▸ Exercise
Below are entries to be transcribed exactly; exclude the pictures from the copy.

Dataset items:
○ ○ ○ ○ ○ ○ ○

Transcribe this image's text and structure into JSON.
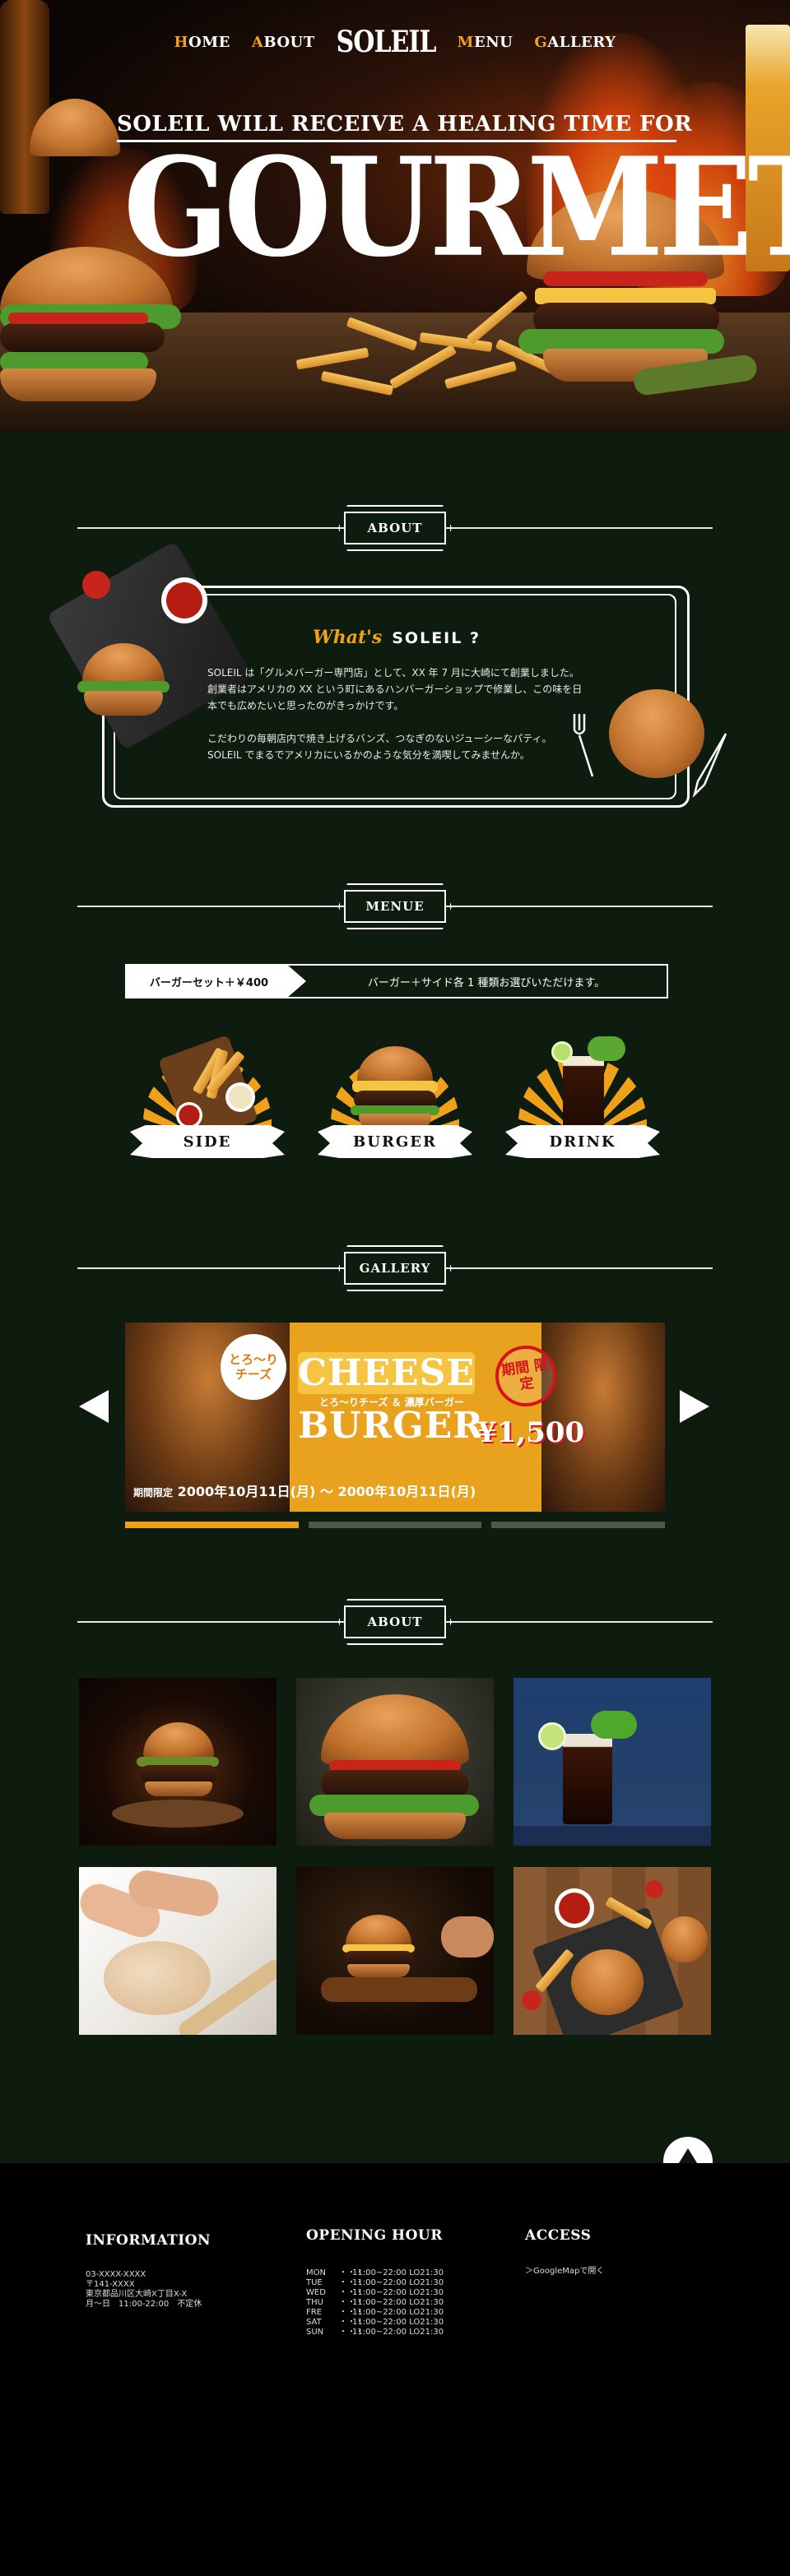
{
  "nav": {
    "home": {
      "first": "H",
      "rest": "OME"
    },
    "about": {
      "first": "A",
      "rest": "BOUT"
    },
    "logo": "SOLEIL",
    "menu": {
      "first": "M",
      "rest": "ENU"
    },
    "gallery": {
      "first": "G",
      "rest": "ALLERY"
    }
  },
  "hero": {
    "tagline": "SOLEIL WILL RECEIVE A HEALING TIME FOR YOU",
    "headline": "GOURMET"
  },
  "about_section": {
    "heading": "ABOUT",
    "whats": "What's",
    "name": "SOLEIL ?",
    "paragraph1": "SOLEIL は「グルメバーガー専門店」として、XX 年 7 月に大崎にて創業しました。創業者はアメリカの XX という町にあるハンバーガーショップで修業し、この味を日本でも広めたいと思ったのがきっかけです。",
    "paragraph2": "こだわりの毎朝店内で焼き上げるバンズ、つなぎのないジューシーなパティ。SOLEIL でまるでアメリカにいるかのような気分を満喫してみませんか。"
  },
  "menu_section": {
    "heading": "MENUE",
    "set_label": "バーガーセット＋￥400",
    "set_note": "バーガー＋サイド各 1 種類お選びいただけます。",
    "items": [
      {
        "label": "SIDE"
      },
      {
        "label": "BURGER"
      },
      {
        "label": "DRINK"
      }
    ]
  },
  "gallery_section": {
    "heading": "GALLERY",
    "slide": {
      "bubble": "とろ〜り チーズ",
      "title1": "CHEESE",
      "subtitle": "とろ〜りチーズ ＆ 濃厚バーガー",
      "title2": "BURGER",
      "limited": "期間 限定",
      "price": "¥1,500",
      "period_prefix": "期間限定",
      "period_start": "2000年10月11日(月)",
      "period_sep": "〜",
      "period_end": "2000年10月11日(月)"
    },
    "active_slide": 1,
    "slide_count": 3
  },
  "photos_section": {
    "heading": "ABOUT"
  },
  "footer": {
    "information": {
      "heading": "INFORMATION",
      "lines": [
        "03-XXXX-XXXX",
        "〒141-XXXX",
        "東京都品川区大崎X丁目X-X",
        "月〜日　11:00-22:00　不定休"
      ]
    },
    "hours": {
      "heading": "OPENING HOUR",
      "sep": "・・・",
      "rows": [
        {
          "day": "MON",
          "time": "11:00~22:00 LO21:30"
        },
        {
          "day": "TUE",
          "time": "11:00~22:00 LO21:30"
        },
        {
          "day": "WED",
          "time": "11:00~22:00 LO21:30"
        },
        {
          "day": "THU",
          "time": "11:00~22:00 LO21:30"
        },
        {
          "day": "FRE",
          "time": "11:00~22:00 LO21:30"
        },
        {
          "day": "SAT",
          "time": "11:00~22:00 LO21:30"
        },
        {
          "day": "SUN",
          "time": "11:00~22:00 LO21:30"
        }
      ]
    },
    "access": {
      "heading": "ACCESS",
      "link": "＞GoogleMapで開く"
    }
  },
  "colors": {
    "accent": "#f0a019",
    "main_bg": "#0e1c10",
    "footer_bg": "#000000",
    "sale_red": "#d4141a"
  }
}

○ ○ ○ ○ ○ ○ ○

▸ Solution for this problem
Transcribe this image's text and structure into JSON.
{
  "nav": {
    "home": {
      "first": "H",
      "rest": "OME"
    },
    "about": {
      "first": "A",
      "rest": "BOUT"
    },
    "logo": "SOLEIL",
    "menu": {
      "first": "M",
      "rest": "ENU"
    },
    "gallery": {
      "first": "G",
      "rest": "ALLERY"
    }
  },
  "hero": {
    "tagline": "SOLEIL WILL RECEIVE A HEALING TIME FOR YOU",
    "headline": "GOURMET"
  },
  "about_section": {
    "heading": "ABOUT",
    "whats": "What's",
    "name": "SOLEIL ?",
    "paragraph1": "SOLEIL は「グルメバーガー専門店」として、XX 年 7 月に大崎にて創業しました。創業者はアメリカの XX という町にあるハンバーガーショップで修業し、この味を日本でも広めたいと思ったのがきっかけです。",
    "paragraph2": "こだわりの毎朝店内で焼き上げるバンズ、つなぎのないジューシーなパティ。SOLEIL でまるでアメリカにいるかのような気分を満喫してみませんか。"
  },
  "menu_section": {
    "heading": "MENUE",
    "set_label": "バーガーセット＋￥400",
    "set_note": "バーガー＋サイド各 1 種類お選びいただけます。",
    "items": [
      {
        "label": "SIDE"
      },
      {
        "label": "BURGER"
      },
      {
        "label": "DRINK"
      }
    ]
  },
  "gallery_section": {
    "heading": "GALLERY",
    "slide": {
      "bubble": "とろ〜り チーズ",
      "title1": "CHEESE",
      "subtitle": "とろ〜りチーズ ＆ 濃厚バーガー",
      "title2": "BURGER",
      "limited": "期間 限定",
      "price": "¥1,500",
      "period_prefix": "期間限定",
      "period_start": "2000年10月11日(月)",
      "period_sep": "〜",
      "period_end": "2000年10月11日(月)"
    },
    "active_slide": 1,
    "slide_count": 3
  },
  "photos_section": {
    "heading": "ABOUT"
  },
  "footer": {
    "information": {
      "heading": "INFORMATION",
      "lines": [
        "03-XXXX-XXXX",
        "〒141-XXXX",
        "東京都品川区大崎X丁目X-X",
        "月〜日　11:00-22:00　不定休"
      ]
    },
    "hours": {
      "heading": "OPENING HOUR",
      "sep": "・・・",
      "rows": [
        {
          "day": "MON",
          "time": "11:00~22:00 LO21:30"
        },
        {
          "day": "TUE",
          "time": "11:00~22:00 LO21:30"
        },
        {
          "day": "WED",
          "time": "11:00~22:00 LO21:30"
        },
        {
          "day": "THU",
          "time": "11:00~22:00 LO21:30"
        },
        {
          "day": "FRE",
          "time": "11:00~22:00 LO21:30"
        },
        {
          "day": "SAT",
          "time": "11:00~22:00 LO21:30"
        },
        {
          "day": "SUN",
          "time": "11:00~22:00 LO21:30"
        }
      ]
    },
    "access": {
      "heading": "ACCESS",
      "link": "＞GoogleMapで開く"
    }
  },
  "colors": {
    "accent": "#f0a019",
    "main_bg": "#0e1c10",
    "footer_bg": "#000000",
    "sale_red": "#d4141a"
  }
}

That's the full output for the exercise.